Sadek – « Roulette russe 6.5 »
Blessé, mais pas à terre. Lorsqu’il sort son album Johnny de Janeiro fin 2018, Sadek tente de faire un pied de nez brésilien au rap français qui va lui valoir quelques coups. Le disque, assez inégal, déçoit de nombreux fans du rappeur de Neuilly-Plaisance qui va alors disparaître pendant quelques mois… avant de revenir l’esprit revanchard. En relançant sa série de freestyles Roulette Russe en octobre, Sadek veut faire passer un message : il revient au rap, et d’une belle manière. Si « Roulette Russe 6.5 » ne dure que deux minutes et des miettes, il respire l’aisance tout en rappelant les qualités que l’on a toujours prêtées à son interprète. Celles d’un rappeur aussi découpeur qu’il peut décocher des mots qui touchent sa cible. Drôle et insolent, le titre rentre même dans une autre dimension lorsque son auteur annonce qu’il va « tellement baiser le rap français qu’en ce moment il apprend le lingala »… avant de littéralement se mettre à rapper en lingala le temps de quelques phrases. C’est bête, c’est méchant, c’est bas du front et c’est exactement ce que l’on attend de Sadek. Un sale gosse parmi les sales gosses, bien plus fort que la moyenne. En français, ou dans n’importe quel autre langue. – Brice
Mod Efok – « T’Sais »

## OBJECTIF DE L'EXERCICE
Reproduisez mot pour mot l'extrait ci-dessus, en entier, s'il vous plaît.

## Enregistrements d'annotation spatiale
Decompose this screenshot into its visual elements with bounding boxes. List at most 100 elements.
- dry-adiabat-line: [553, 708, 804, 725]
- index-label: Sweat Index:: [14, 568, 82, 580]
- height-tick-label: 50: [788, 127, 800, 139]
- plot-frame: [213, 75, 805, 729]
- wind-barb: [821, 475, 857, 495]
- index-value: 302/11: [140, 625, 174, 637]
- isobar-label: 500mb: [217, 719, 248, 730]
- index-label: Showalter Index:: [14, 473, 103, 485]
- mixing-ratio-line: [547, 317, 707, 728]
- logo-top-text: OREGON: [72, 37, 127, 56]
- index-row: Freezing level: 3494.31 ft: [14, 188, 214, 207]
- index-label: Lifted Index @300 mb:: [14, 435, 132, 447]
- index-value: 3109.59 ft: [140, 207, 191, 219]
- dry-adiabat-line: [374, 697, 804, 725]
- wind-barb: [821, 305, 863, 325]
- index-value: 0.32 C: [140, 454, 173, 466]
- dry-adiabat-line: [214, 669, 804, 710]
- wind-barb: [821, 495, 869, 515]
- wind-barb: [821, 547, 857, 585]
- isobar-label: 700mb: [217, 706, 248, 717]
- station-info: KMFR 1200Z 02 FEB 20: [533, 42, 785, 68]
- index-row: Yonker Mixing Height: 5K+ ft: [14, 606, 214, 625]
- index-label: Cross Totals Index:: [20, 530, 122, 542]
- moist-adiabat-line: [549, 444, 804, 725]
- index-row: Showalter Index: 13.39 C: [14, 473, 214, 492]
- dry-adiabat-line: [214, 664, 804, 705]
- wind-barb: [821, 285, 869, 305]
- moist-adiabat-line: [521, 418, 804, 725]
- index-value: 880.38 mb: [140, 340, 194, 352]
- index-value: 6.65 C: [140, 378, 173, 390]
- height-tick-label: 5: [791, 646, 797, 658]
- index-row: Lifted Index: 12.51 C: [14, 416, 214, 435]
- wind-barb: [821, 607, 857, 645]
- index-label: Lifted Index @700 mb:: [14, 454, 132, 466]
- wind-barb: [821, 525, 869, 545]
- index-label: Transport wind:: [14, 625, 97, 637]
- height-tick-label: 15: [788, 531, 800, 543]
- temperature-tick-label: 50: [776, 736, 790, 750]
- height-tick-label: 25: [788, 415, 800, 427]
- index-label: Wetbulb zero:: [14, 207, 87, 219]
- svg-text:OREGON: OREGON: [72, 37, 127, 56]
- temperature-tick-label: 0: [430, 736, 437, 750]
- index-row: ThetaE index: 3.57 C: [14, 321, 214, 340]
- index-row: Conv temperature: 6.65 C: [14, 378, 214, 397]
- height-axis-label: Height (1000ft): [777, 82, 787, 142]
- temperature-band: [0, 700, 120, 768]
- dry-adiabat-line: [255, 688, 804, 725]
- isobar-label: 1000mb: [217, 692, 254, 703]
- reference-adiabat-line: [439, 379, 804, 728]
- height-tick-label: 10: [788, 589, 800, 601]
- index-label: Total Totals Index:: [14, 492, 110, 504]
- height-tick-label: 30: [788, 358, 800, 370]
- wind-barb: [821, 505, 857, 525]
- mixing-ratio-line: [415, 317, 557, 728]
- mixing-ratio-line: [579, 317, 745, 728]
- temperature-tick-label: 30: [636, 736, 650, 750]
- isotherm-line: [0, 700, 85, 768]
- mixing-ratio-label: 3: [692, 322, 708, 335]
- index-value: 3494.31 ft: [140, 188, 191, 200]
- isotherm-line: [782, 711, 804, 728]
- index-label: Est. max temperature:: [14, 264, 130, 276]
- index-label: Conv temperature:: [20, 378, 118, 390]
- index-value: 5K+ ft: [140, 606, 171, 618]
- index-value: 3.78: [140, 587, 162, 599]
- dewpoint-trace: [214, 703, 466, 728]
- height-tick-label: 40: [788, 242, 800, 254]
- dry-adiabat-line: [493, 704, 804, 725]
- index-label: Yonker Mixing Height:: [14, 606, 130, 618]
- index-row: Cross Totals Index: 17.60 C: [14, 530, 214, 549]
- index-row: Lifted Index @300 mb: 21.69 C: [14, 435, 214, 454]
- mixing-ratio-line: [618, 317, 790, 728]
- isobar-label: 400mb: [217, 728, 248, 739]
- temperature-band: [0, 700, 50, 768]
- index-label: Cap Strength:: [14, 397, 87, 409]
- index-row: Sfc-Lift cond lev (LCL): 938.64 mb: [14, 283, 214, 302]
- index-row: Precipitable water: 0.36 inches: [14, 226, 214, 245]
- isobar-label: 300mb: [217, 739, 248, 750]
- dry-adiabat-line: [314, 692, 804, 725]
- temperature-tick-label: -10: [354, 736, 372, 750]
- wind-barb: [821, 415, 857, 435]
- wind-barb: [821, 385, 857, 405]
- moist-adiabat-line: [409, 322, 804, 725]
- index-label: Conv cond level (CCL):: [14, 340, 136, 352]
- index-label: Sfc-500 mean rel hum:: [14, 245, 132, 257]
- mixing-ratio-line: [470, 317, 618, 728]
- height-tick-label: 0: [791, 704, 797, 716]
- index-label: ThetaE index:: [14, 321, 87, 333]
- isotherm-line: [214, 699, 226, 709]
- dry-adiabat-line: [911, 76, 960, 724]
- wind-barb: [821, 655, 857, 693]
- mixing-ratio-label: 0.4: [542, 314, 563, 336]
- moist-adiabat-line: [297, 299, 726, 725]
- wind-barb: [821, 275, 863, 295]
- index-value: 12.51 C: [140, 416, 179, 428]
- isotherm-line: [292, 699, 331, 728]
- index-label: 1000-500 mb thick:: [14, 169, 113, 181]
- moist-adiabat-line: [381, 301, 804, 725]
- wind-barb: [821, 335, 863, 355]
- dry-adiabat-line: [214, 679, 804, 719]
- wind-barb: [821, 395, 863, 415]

## RÉPONSE CORRECTE
Sadek – « Roulette russe 6.5 »
Blessé, mais pas à terre. Lorsqu’il sort son album Johnny de Janeiro fin 2018, Sadek tente de faire un pied de nez brésilien au rap français qui va lui valoir quelques coups. Le disque, assez inégal, déçoit de nombreux fans du rappeur de Neuilly-Plaisance qui va alors disparaître pendant quelques mois… avant de revenir l’esprit revanchard. En relançant sa série de freestyles Roulette Russe en octobre, Sadek veut faire passer un message : il revient au rap, et d’une belle manière. Si « Roulette Russe 6.5 » ne dure que deux minutes et des miettes, il respire l’aisance tout en rappelant les qualités que l’on a toujours prêtées à son interprète. Celles d’un rappeur aussi découpeur qu’il peut décocher des mots qui touchent sa cible. Drôle et insolent, le titre rentre même dans une autre dimension lorsque son auteur annonce qu’il va « tellement baiser le rap français qu’en ce moment il apprend le lingala »… avant de littéralement se mettre à rapper en lingala le temps de quelques phrases. C’est bête, c’est méchant, c’est bas du front et c’est exactement ce que l’on attend de Sadek. Un sale gosse parmi les sales gosses, bien plus fort que la moyenne. En français, ou dans n’importe quel autre langue. – Brice
Mod Efok – « T’Sais »